Problem requirements ->
Find each line with the word "JSON" in it, then give the total alone.
· · · · · · ·
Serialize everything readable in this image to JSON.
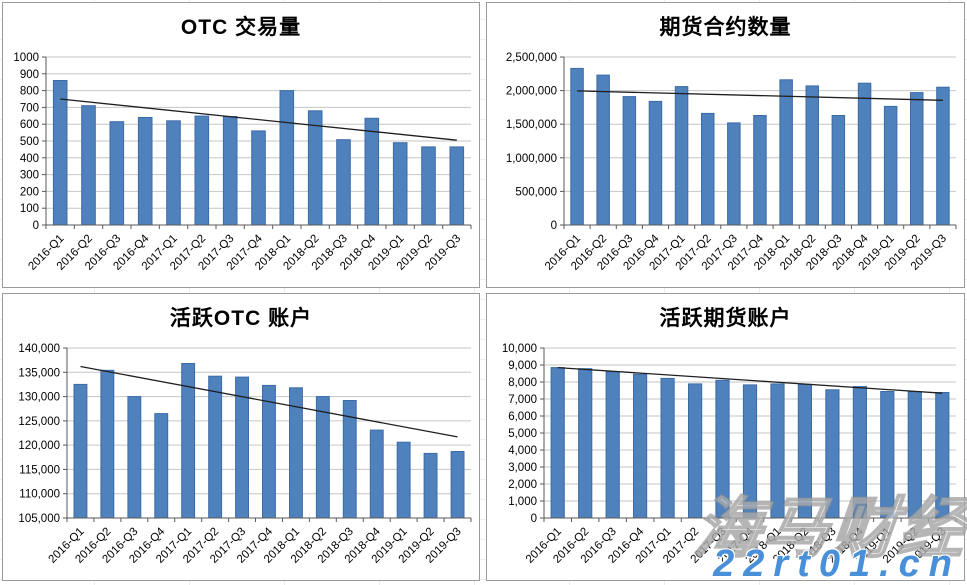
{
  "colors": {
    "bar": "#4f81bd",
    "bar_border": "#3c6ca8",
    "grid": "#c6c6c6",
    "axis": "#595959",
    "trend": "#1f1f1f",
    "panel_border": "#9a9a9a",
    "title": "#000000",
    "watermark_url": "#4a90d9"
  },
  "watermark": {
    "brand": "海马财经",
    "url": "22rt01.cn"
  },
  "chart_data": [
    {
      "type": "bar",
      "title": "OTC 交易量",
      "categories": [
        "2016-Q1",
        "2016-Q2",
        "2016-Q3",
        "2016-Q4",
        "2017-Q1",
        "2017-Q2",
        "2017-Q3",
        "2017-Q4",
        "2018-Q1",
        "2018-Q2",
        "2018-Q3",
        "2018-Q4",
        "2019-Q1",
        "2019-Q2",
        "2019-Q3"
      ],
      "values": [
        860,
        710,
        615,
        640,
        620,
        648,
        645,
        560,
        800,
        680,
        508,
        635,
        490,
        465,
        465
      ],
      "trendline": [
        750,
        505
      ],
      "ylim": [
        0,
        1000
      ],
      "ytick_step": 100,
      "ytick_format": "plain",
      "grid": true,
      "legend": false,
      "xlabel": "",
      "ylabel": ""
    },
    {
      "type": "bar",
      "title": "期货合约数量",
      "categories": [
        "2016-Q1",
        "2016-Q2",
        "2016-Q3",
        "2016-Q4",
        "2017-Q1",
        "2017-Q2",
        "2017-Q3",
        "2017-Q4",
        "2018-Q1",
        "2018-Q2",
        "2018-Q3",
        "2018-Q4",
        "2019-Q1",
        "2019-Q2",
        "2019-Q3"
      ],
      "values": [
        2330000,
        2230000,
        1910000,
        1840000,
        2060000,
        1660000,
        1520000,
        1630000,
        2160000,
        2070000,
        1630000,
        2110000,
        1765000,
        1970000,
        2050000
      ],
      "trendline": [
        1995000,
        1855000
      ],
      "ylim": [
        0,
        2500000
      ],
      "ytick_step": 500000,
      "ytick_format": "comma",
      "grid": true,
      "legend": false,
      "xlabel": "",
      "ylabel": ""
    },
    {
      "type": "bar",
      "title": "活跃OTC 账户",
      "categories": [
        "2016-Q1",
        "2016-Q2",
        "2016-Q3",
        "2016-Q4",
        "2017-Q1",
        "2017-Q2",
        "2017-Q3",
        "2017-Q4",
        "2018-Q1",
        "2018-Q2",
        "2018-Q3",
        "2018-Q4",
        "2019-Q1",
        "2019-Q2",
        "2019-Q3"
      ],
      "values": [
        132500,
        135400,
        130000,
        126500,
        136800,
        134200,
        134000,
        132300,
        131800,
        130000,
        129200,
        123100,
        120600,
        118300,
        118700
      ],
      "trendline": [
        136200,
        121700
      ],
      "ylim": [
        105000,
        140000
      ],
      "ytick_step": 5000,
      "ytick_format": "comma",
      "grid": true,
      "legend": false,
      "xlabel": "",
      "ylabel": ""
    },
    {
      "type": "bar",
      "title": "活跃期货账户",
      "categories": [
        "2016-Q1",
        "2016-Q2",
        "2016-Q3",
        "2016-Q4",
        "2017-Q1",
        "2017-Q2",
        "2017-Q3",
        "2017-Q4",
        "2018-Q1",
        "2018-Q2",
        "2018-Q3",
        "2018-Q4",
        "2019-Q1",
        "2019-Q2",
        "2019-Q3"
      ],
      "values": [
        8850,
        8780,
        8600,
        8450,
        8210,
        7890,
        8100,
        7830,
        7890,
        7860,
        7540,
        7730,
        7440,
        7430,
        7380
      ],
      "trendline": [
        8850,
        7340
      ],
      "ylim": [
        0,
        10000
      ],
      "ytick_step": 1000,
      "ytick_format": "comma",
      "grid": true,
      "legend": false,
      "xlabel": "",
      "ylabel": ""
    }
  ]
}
· · · · · · ·
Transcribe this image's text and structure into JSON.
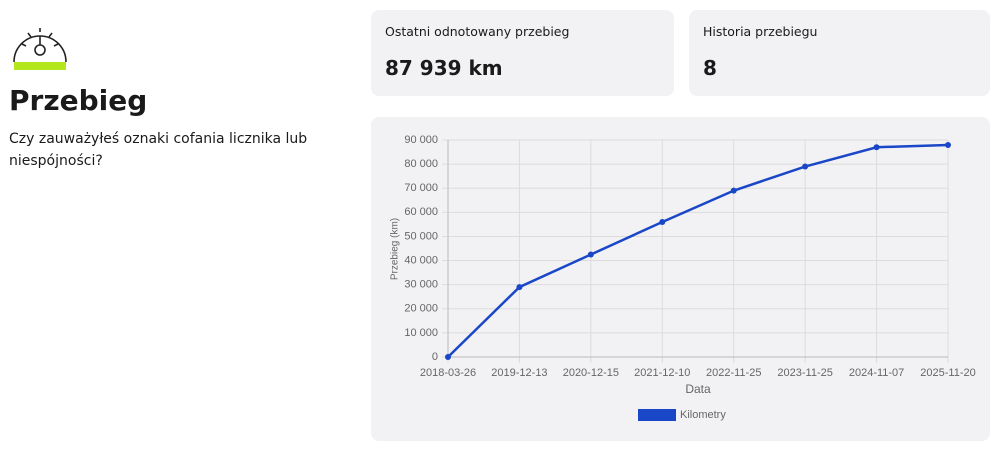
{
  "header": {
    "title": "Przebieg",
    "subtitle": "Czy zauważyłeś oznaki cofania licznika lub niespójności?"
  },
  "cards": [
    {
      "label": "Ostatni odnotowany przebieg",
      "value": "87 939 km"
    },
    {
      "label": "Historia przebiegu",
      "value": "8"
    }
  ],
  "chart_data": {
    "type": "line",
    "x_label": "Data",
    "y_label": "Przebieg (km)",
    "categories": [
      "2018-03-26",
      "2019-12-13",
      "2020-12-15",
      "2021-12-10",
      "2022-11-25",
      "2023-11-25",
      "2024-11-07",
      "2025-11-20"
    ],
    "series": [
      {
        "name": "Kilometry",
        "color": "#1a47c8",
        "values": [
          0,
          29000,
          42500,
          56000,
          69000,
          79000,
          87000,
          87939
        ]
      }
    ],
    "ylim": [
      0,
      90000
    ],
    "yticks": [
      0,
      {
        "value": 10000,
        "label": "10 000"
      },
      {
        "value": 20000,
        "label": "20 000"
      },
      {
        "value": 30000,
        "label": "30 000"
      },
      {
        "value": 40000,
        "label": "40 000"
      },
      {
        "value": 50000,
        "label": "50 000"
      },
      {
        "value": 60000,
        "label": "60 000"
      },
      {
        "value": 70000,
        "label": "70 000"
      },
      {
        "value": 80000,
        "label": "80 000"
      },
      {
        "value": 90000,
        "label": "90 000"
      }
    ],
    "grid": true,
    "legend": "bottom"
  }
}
· · · · · · ·
Response below ->
2